◆ Exercise instructions ◆
Give the entries again, word for word.

◆ Stored rows ◆
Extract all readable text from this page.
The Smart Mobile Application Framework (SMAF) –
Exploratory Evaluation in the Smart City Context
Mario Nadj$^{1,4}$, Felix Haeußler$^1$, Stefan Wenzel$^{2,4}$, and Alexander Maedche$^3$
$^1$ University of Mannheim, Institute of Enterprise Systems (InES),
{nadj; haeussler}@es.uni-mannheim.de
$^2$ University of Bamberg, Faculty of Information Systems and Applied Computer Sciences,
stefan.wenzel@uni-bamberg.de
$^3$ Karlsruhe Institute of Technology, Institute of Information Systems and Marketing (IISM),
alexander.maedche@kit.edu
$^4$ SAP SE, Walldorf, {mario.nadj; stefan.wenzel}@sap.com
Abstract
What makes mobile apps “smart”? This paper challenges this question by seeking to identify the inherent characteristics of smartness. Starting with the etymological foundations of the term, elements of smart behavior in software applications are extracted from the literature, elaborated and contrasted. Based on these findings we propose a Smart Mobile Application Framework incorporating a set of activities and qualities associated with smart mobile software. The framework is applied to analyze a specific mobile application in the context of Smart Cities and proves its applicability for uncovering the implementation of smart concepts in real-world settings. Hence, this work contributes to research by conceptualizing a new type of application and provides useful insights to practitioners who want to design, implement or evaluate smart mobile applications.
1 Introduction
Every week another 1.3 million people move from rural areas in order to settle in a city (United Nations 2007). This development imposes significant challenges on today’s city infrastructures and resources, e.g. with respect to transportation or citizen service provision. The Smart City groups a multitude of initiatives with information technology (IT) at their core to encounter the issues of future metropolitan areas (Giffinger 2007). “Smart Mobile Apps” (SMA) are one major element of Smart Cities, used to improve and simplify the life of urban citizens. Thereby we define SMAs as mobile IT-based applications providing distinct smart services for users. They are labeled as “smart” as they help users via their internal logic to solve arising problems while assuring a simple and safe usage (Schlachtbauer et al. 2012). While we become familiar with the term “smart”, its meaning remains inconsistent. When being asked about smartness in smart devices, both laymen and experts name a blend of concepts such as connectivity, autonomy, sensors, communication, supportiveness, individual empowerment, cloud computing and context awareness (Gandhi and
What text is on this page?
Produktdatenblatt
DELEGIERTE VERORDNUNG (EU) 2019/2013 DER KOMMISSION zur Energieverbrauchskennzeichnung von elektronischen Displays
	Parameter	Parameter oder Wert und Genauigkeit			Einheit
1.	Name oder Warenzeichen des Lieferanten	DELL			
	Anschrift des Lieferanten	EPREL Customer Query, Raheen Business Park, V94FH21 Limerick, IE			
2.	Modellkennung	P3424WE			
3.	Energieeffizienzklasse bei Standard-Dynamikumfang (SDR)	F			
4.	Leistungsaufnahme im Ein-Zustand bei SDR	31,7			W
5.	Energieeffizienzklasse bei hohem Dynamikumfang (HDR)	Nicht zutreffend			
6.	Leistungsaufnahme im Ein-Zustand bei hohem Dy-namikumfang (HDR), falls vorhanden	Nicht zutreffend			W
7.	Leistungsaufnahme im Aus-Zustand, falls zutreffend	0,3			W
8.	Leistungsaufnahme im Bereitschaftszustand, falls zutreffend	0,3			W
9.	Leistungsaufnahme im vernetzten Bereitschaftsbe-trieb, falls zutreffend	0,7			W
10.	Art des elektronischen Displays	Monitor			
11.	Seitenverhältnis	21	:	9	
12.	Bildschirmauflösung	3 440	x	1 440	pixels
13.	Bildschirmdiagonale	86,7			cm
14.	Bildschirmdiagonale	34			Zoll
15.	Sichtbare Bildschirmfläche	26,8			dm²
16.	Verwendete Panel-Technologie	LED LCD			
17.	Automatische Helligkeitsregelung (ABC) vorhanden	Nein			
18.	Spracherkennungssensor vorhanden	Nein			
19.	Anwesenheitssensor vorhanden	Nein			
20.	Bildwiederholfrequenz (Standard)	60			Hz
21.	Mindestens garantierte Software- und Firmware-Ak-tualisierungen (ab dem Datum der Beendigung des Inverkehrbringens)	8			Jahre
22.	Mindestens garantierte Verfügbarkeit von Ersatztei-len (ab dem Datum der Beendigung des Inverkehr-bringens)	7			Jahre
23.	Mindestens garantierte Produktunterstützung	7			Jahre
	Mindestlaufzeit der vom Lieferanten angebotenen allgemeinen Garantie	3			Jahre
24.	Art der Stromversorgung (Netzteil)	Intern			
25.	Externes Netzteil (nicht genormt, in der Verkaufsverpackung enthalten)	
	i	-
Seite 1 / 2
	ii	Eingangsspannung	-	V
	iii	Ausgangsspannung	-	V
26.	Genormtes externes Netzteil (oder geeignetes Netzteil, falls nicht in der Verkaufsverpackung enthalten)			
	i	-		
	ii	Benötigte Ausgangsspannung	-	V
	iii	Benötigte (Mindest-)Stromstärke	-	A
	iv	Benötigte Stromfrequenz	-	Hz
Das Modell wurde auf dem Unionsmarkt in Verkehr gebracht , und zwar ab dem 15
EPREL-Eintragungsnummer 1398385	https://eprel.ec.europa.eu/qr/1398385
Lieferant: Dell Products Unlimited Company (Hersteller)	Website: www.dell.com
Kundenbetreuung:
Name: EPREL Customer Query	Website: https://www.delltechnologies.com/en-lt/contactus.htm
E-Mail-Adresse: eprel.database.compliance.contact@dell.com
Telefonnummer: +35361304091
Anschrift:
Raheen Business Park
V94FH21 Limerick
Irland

◆ In response ◆
Extract all readable text from this page.
The Smart Mobile Application Framework (SMAF) –
Exploratory Evaluation in the Smart City Context
Mario Nadj$^{1,4}$, Felix Haeußler$^1$, Stefan Wenzel$^{2,4}$, and Alexander Maedche$^3$
$^1$ University of Mannheim, Institute of Enterprise Systems (InES),
{nadj; haeussler}@es.uni-mannheim.de
$^2$ University of Bamberg, Faculty of Information Systems and Applied Computer Sciences,
stefan.wenzel@uni-bamberg.de
$^3$ Karlsruhe Institute of Technology, Institute of Information Systems and Marketing (IISM),
alexander.maedche@kit.edu
$^4$ SAP SE, Walldorf, {mario.nadj; stefan.wenzel}@sap.com
Abstract
What makes mobile apps “smart”? This paper challenges this question by seeking to identify the inherent characteristics of smartness. Starting with the etymological foundations of the term, elements of smart behavior in software applications are extracted from the literature, elaborated and contrasted. Based on these findings we propose a Smart Mobile Application Framework incorporating a set of activities and qualities associated with smart mobile software. The framework is applied to analyze a specific mobile application in the context of Smart Cities and proves its applicability for uncovering the implementation of smart concepts in real-world settings. Hence, this work contributes to research by conceptualizing a new type of application and provides useful insights to practitioners who want to design, implement or evaluate smart mobile applications.
1 Introduction
Every week another 1.3 million people move from rural areas in order to settle in a city (United Nations 2007). This development imposes significant challenges on today’s city infrastructures and resources, e.g. with respect to transportation or citizen service provision. The Smart City groups a multitude of initiatives with information technology (IT) at their core to encounter the issues of future metropolitan areas (Giffinger 2007). “Smart Mobile Apps” (SMA) are one major element of Smart Cities, used to improve and simplify the life of urban citizens. Thereby we define SMAs as mobile IT-based applications providing distinct smart services for users. They are labeled as “smart” as they help users via their internal logic to solve arising problems while assuring a simple and safe usage (Schlachtbauer et al. 2012). While we become familiar with the term “smart”, its meaning remains inconsistent. When being asked about smartness in smart devices, both laymen and experts name a blend of concepts such as connectivity, autonomy, sensors, communication, supportiveness, individual empowerment, cloud computing and context awareness (Gandhi and
What text is on this page?
Produktdatenblatt
DELEGIERTE VERORDNUNG (EU) 2019/2013 DER KOMMISSION zur Energieverbrauchskennzeichnung von elektronischen Displays
	Parameter	Parameter oder Wert und Genauigkeit			Einheit
1.	Name oder Warenzeichen des Lieferanten	DELL			
	Anschrift des Lieferanten	EPREL Customer Query, Raheen Business Park, V94FH21 Limerick, IE			
2.	Modellkennung	P3424WE			
3.	Energieeffizienzklasse bei Standard-Dynamikumfang (SDR)	F			
4.	Leistungsaufnahme im Ein-Zustand bei SDR	31,7			W
5.	Energieeffizienzklasse bei hohem Dynamikumfang (HDR)	Nicht zutreffend			
6.	Leistungsaufnahme im Ein-Zustand bei hohem Dy-namikumfang (HDR), falls vorhanden	Nicht zutreffend			W
7.	Leistungsaufnahme im Aus-Zustand, falls zutreffend	0,3			W
8.	Leistungsaufnahme im Bereitschaftszustand, falls zutreffend	0,3			W
9.	Leistungsaufnahme im vernetzten Bereitschaftsbe-trieb, falls zutreffend	0,7			W
10.	Art des elektronischen Displays	Monitor			
11.	Seitenverhältnis	21	:	9	
12.	Bildschirmauflösung	3 440	x	1 440	pixels
13.	Bildschirmdiagonale	86,7			cm
14.	Bildschirmdiagonale	34			Zoll
15.	Sichtbare Bildschirmfläche	26,8			dm²
16.	Verwendete Panel-Technologie	LED LCD			
17.	Automatische Helligkeitsregelung (ABC) vorhanden	Nein			
18.	Spracherkennungssensor vorhanden	Nein			
19.	Anwesenheitssensor vorhanden	Nein			
20.	Bildwiederholfrequenz (Standard)	60			Hz
21.	Mindestens garantierte Software- und Firmware-Ak-tualisierungen (ab dem Datum der Beendigung des Inverkehrbringens)	8			Jahre
22.	Mindestens garantierte Verfügbarkeit von Ersatztei-len (ab dem Datum der Beendigung des Inverkehr-bringens)	7			Jahre
23.	Mindestens garantierte Produktunterstützung	7			Jahre
	Mindestlaufzeit der vom Lieferanten angebotenen allgemeinen Garantie	3			Jahre
24.	Art der Stromversorgung (Netzteil)	Intern			
25.	Externes Netzteil (nicht genormt, in der Verkaufsverpackung enthalten)	
	i	-
Seite 1 / 2
	ii	Eingangsspannung	-	V
	iii	Ausgangsspannung	-	V
26.	Genormtes externes Netzteil (oder geeignetes Netzteil, falls nicht in der Verkaufsverpackung enthalten)			
	i	-		
	ii	Benötigte Ausgangsspannung	-	V
	iii	Benötigte (Mindest-)Stromstärke	-	A
	iv	Benötigte Stromfrequenz	-	Hz
Das Modell wurde auf dem Unionsmarkt in Verkehr gebracht , und zwar ab dem 15
EPREL-Eintragungsnummer 1398385	https://eprel.ec.europa.eu/qr/1398385
Lieferant: Dell Products Unlimited Company (Hersteller)	Website: www.dell.com
Kundenbetreuung:
Name: EPREL Customer Query	Website: https://www.delltechnologies.com/en-lt/contactus.htm
E-Mail-Adresse: eprel.database.compliance.contact@dell.com
Telefonnummer: +35361304091
Anschrift:
Raheen Business Park
V94FH21 Limerick
Irland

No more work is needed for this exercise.